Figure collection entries
▼

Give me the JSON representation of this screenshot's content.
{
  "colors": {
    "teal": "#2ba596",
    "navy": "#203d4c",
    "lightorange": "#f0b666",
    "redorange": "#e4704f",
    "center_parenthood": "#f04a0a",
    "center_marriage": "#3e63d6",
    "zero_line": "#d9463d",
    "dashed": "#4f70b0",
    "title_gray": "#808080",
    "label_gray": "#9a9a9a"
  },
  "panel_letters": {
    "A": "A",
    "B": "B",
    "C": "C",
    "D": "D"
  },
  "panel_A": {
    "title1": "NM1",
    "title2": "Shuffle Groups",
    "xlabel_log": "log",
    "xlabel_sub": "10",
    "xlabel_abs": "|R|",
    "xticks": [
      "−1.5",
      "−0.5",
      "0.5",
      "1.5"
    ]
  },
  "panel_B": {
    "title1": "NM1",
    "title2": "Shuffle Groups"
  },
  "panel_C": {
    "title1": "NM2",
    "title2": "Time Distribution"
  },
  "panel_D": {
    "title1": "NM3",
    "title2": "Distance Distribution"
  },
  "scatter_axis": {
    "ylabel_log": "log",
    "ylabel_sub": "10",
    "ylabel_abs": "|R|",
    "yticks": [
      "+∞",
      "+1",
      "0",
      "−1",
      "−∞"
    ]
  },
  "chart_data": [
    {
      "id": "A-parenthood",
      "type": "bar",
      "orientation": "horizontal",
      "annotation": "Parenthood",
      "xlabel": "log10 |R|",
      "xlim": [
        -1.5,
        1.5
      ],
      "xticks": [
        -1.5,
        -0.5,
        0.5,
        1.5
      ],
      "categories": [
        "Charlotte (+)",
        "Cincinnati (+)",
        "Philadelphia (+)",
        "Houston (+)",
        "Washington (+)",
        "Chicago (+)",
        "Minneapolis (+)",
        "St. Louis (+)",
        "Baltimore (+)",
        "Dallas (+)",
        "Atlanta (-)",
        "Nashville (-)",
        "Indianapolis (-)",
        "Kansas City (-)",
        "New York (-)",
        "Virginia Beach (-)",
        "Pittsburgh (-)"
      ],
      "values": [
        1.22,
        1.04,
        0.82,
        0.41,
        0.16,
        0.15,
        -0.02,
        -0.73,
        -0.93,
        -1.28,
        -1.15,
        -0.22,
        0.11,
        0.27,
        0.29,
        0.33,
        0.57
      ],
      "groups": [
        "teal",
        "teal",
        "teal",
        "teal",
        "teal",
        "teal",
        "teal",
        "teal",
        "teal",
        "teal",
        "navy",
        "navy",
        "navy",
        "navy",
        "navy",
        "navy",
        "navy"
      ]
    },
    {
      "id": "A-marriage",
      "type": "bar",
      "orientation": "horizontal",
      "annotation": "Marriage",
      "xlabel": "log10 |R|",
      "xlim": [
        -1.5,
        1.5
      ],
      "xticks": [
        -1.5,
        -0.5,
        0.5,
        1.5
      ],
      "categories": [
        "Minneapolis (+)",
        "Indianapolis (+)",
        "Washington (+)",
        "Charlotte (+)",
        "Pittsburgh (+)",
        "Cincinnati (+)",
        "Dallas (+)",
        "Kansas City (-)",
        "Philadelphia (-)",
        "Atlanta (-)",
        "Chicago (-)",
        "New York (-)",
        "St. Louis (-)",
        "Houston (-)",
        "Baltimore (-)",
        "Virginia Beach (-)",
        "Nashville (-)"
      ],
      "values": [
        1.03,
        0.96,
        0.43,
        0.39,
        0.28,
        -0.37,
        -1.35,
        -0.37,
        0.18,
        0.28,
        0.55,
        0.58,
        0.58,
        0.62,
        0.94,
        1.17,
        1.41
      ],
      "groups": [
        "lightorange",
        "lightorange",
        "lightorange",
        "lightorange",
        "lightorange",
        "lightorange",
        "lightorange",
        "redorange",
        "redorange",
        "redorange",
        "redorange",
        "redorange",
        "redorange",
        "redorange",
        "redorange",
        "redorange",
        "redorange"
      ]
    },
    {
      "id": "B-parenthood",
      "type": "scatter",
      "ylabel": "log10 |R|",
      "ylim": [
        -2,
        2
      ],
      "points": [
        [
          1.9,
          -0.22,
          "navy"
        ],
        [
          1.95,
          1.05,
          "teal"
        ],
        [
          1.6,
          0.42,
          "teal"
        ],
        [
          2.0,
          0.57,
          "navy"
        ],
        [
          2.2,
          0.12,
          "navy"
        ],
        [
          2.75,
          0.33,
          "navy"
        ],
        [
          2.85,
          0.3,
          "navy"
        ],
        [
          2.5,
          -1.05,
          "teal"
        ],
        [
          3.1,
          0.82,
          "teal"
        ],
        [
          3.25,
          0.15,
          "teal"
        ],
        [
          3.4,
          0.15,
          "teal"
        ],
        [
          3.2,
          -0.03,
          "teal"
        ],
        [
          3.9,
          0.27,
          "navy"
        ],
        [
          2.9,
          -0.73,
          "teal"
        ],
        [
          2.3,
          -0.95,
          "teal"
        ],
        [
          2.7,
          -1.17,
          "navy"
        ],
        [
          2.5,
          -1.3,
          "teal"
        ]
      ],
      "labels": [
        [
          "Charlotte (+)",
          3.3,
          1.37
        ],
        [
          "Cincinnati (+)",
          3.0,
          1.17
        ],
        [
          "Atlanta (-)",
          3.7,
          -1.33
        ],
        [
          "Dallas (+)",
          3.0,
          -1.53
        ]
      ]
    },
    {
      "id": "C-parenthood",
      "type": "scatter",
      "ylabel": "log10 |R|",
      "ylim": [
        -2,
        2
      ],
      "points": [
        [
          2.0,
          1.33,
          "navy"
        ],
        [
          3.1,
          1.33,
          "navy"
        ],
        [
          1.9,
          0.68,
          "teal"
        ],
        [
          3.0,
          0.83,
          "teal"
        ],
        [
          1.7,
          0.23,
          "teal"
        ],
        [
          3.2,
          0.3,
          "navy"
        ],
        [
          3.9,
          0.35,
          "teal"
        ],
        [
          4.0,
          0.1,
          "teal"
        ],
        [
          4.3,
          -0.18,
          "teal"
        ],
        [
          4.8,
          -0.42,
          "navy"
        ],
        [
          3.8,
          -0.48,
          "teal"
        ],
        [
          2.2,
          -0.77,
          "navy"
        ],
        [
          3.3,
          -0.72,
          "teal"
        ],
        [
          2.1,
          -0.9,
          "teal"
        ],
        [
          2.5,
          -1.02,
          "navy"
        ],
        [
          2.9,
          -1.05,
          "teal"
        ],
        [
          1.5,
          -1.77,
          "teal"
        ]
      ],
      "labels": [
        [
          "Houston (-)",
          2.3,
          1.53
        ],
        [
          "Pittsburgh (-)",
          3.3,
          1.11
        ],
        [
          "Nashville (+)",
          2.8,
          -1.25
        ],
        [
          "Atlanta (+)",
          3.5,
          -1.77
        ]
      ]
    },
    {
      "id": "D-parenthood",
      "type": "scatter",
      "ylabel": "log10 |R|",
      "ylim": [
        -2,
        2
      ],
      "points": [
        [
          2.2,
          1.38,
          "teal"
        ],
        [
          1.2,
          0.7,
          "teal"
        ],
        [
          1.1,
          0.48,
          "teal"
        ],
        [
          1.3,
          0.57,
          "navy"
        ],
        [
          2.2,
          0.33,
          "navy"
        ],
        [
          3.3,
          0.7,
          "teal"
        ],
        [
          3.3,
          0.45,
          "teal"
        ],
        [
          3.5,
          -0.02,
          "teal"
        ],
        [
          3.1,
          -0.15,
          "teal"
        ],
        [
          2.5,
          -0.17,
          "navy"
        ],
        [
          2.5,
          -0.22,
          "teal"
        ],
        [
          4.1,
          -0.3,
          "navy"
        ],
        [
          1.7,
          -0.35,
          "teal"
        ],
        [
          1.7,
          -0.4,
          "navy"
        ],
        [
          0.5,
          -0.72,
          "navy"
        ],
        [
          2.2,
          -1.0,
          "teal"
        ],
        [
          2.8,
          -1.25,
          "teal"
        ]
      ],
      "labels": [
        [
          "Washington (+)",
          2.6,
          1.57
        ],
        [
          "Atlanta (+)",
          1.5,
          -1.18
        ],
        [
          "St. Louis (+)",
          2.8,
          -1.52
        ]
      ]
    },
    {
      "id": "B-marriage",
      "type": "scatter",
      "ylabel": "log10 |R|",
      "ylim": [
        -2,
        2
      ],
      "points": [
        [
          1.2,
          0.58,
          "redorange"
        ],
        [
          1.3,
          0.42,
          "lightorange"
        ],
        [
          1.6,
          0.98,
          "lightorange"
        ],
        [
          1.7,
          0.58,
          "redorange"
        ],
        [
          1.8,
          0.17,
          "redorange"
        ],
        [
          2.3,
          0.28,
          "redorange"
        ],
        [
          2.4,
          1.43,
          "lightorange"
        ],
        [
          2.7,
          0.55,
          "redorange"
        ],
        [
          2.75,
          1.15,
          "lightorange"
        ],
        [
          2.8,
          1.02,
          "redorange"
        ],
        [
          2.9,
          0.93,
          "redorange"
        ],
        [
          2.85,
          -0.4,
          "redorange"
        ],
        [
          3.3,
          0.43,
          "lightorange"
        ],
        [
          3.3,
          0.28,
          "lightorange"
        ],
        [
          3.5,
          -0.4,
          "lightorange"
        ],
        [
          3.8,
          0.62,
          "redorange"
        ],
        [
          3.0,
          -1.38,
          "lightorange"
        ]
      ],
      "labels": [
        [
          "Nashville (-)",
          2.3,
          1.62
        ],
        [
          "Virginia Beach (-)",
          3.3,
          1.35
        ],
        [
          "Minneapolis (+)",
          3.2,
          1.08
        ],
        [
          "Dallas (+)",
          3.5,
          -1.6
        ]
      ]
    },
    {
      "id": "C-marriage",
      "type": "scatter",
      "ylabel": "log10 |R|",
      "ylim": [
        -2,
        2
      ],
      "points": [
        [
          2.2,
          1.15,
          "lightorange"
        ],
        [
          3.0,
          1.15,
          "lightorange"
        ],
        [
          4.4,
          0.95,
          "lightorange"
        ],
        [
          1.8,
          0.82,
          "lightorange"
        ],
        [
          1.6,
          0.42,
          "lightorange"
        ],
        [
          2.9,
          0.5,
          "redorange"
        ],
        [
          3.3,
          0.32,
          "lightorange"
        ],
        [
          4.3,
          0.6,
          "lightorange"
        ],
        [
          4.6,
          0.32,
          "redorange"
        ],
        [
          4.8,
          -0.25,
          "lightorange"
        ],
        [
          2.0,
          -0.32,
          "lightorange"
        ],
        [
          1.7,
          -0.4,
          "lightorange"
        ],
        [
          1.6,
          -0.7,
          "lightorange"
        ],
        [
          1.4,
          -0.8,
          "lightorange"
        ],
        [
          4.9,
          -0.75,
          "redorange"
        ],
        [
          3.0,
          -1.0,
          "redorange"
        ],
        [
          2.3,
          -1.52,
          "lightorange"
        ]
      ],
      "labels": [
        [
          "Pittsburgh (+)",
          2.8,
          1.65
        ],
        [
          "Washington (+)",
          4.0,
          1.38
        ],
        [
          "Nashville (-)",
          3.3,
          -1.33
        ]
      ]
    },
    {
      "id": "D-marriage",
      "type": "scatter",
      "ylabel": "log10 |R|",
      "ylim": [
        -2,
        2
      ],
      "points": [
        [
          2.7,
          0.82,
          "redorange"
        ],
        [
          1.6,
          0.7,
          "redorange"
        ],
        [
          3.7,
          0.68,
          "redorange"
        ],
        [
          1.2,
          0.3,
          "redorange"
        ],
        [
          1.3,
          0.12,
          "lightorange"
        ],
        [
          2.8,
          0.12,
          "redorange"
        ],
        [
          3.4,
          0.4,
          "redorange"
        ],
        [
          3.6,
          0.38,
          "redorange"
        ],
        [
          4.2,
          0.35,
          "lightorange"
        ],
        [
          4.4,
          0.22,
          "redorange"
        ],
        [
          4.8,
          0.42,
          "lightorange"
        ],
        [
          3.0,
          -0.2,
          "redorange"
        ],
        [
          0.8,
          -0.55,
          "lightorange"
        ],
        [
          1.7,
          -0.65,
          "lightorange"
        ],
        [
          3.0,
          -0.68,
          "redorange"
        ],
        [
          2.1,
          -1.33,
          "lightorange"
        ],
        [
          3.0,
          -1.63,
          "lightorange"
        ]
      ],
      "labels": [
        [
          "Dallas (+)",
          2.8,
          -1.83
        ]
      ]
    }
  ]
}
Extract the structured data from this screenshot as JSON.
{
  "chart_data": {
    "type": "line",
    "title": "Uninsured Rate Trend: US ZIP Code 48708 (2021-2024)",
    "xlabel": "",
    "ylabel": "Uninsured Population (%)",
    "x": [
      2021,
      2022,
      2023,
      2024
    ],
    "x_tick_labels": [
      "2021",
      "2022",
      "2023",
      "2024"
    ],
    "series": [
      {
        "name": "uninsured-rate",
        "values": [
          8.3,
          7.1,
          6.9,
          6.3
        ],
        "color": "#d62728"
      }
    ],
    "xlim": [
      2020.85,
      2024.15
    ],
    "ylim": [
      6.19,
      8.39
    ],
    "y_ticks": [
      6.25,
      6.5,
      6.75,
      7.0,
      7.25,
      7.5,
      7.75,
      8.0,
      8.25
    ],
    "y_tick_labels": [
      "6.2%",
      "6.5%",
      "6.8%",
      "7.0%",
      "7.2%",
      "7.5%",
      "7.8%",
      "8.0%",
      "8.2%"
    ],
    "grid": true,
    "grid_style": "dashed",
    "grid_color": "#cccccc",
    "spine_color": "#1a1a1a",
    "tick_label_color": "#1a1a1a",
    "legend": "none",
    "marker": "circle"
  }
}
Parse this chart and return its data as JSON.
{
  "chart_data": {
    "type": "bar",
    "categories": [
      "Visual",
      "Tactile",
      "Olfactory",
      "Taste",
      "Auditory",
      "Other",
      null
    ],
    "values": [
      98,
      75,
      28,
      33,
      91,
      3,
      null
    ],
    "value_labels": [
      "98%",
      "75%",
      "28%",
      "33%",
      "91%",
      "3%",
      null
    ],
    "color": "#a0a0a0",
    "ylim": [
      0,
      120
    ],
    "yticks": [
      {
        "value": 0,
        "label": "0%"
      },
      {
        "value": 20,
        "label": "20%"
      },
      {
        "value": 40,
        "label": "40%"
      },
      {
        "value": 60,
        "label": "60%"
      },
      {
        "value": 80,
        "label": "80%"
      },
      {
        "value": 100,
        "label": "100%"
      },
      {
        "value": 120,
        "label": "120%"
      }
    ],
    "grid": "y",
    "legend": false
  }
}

▲

*WRITTEN TASK*. Pick out the lines that have the word "screenshot". Copy them all.

*FULL OUTPUT*.
Give me the JSON representation of this screenshot's content.
Extract the structured data from this screenshot as JSON.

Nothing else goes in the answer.